▸ Документ

--------

Если первая до сих пор звучит в каноническом варианте, то вторая сегодня известна более как лагерный фольклор, хотя начиналось все вполне невинно:
 
Течет речка по песочку,
Через речку – мостик;
Через мост лежит дорожка
К сударушке в гости!
Ехать мостом, ехать мостом,
Аль водою плыти —
А нельзя, чтоб у любезной
В гостях мне не быти!
Не поеду же я мостом —
Поищу я броду…
Не пропустят злые люди
Славы по народу…
Худа слава – не забава…
Что в ней за утеха?
А с любезной повидаться —
Речка не помеха.
 
   Но за двести лет «реченька» на российских просторах утекла в другое русло:
 
Течет реченька да по песочечку,
К бережочку сносит,
А молодой жиган, молодой жульман
Начальничка просит:
 
 
«А ты начальничек, ключик-чайничек,
Отпусти на волю,
Повидать бы мне, повстречать бы мне
Милую зазнобу!»

--------

▸ Данные

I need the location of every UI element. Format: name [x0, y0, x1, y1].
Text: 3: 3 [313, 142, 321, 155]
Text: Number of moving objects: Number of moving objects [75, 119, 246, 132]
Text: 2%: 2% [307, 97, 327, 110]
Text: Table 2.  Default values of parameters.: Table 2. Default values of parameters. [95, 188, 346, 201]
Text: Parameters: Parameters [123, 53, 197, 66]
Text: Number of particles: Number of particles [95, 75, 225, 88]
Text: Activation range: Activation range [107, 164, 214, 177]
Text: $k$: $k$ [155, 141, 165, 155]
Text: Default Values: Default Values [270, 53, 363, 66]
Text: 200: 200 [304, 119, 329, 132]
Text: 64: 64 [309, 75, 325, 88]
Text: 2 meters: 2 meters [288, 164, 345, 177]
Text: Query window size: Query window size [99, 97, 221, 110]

--------

▸ Задание
Продолжите документ о песне «Течет речка», начав сразу после его последней строки. Данные представляют собой отдельный материал и к документу не относятся.

▸ Ответ к заданию
 
 
«Отпусти тебя, отпусти тебя —
Воровать ты будешь.
Ты напейся воды холодненькой —
Про любовь забудешь…
 
* * *
   Художник Михаил Шемякин, вспоминая об организованных им в своей домашней студии в Париже записях Владимира Высоцкого, говорил: «Вот, взять хотя бы песню «Течет речечка…» Он ее обожал. Он говорил: «Я ее много раз исполнял, но мне сейчас ее снова хочется записать – так, как я ее на сегодняшний день понимаю!» После этой песни он уже ничего не мог петь. С него валил пот градом… Он весь выложился, вот в этой одной песне, которая абсолютно ему не принадлежала! Вообще у него не было вот этого – петь только самого себя. Как бывают мастера, которые с удовольствием копируют другого мастера, так же отдают при этом душу – и создают что-то абсолютно новое. Новое понятие данной вещи. Вот Делакруа копировал Рубенса – и создавал вещь, может быть, иногда в чем-то превосходящую оригинал этого великолепного мастера. Так вот и Володя из простой песни сделал совершенный шедевр…»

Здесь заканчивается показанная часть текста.